**Stated goal**
Retype each entry below, keeping every character the same.
--- BEGIN Records for processing ---
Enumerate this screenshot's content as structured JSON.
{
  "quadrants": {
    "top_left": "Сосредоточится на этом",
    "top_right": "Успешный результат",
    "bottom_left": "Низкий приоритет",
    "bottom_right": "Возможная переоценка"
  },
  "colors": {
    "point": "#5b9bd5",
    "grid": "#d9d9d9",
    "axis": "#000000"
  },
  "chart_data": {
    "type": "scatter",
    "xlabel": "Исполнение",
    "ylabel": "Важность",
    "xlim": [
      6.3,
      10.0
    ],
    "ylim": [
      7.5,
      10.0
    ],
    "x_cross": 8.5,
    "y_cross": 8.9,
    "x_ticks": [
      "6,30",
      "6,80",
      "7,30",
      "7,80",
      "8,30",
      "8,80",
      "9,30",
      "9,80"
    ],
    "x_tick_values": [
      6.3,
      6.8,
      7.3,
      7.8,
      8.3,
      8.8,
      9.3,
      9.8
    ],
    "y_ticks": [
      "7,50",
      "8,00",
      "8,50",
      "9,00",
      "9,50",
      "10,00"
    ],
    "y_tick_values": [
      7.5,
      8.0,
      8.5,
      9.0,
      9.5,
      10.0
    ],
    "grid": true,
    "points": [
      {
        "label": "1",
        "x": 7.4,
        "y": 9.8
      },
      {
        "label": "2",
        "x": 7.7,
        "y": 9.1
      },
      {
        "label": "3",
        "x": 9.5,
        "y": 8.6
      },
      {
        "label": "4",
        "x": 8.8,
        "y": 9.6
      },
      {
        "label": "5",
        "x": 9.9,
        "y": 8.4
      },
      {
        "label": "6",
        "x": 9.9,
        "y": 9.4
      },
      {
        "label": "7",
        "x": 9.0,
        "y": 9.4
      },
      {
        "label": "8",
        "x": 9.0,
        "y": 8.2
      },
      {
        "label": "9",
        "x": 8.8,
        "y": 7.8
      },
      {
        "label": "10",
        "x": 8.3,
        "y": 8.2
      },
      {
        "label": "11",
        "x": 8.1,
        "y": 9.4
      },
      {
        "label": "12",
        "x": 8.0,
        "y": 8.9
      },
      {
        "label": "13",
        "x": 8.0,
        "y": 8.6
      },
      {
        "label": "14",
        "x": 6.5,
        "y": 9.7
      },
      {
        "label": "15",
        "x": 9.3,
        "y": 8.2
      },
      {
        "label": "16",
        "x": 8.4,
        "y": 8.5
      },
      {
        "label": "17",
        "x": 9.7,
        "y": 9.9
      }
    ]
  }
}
--- END Records for processing ---
**Final result**
Enumerate this screenshot's content as structured JSON.
{
  "quadrants": {
    "top_left": "Сосредоточится на этом",
    "top_right": "Успешный результат",
    "bottom_left": "Низкий приоритет",
    "bottom_right": "Возможная переоценка"
  },
  "colors": {
    "point": "#5b9bd5",
    "grid": "#d9d9d9",
    "axis": "#000000"
  },
  "chart_data": {
    "type": "scatter",
    "xlabel": "Исполнение",
    "ylabel": "Важность",
    "xlim": [
      6.3,
      10.0
    ],
    "ylim": [
      7.5,
      10.0
    ],
    "x_cross": 8.5,
    "y_cross": 8.9,
    "x_ticks": [
      "6,30",
      "6,80",
      "7,30",
      "7,80",
      "8,30",
      "8,80",
      "9,30",
      "9,80"
    ],
    "x_tick_values": [
      6.3,
      6.8,
      7.3,
      7.8,
      8.3,
      8.8,
      9.3,
      9.8
    ],
    "y_ticks": [
      "7,50",
      "8,00",
      "8,50",
      "9,00",
      "9,50",
      "10,00"
    ],
    "y_tick_values": [
      7.5,
      8.0,
      8.5,
      9.0,
      9.5,
      10.0
    ],
    "grid": true,
    "points": [
      {
        "label": "1",
        "x": 7.4,
        "y": 9.8
      },
      {
        "label": "2",
        "x": 7.7,
        "y": 9.1
      },
      {
        "label": "3",
        "x": 9.5,
        "y": 8.6
      },
      {
        "label": "4",
        "x": 8.8,
        "y": 9.6
      },
      {
        "label": "5",
        "x": 9.9,
        "y": 8.4
      },
      {
        "label": "6",
        "x": 9.9,
        "y": 9.4
      },
      {
        "label": "7",
        "x": 9.0,
        "y": 9.4
      },
      {
        "label": "8",
        "x": 9.0,
        "y": 8.2
      },
      {
        "label": "9",
        "x": 8.8,
        "y": 7.8
      },
      {
        "label": "10",
        "x": 8.3,
        "y": 8.2
      },
      {
        "label": "11",
        "x": 8.1,
        "y": 9.4
      },
      {
        "label": "12",
        "x": 8.0,
        "y": 8.9
      },
      {
        "label": "13",
        "x": 8.0,
        "y": 8.6
      },
      {
        "label": "14",
        "x": 6.5,
        "y": 9.7
      },
      {
        "label": "15",
        "x": 9.3,
        "y": 8.2
      },
      {
        "label": "16",
        "x": 8.4,
        "y": 8.5
      },
      {
        "label": "17",
        "x": 9.7,
        "y": 9.9
      }
    ]
  }
}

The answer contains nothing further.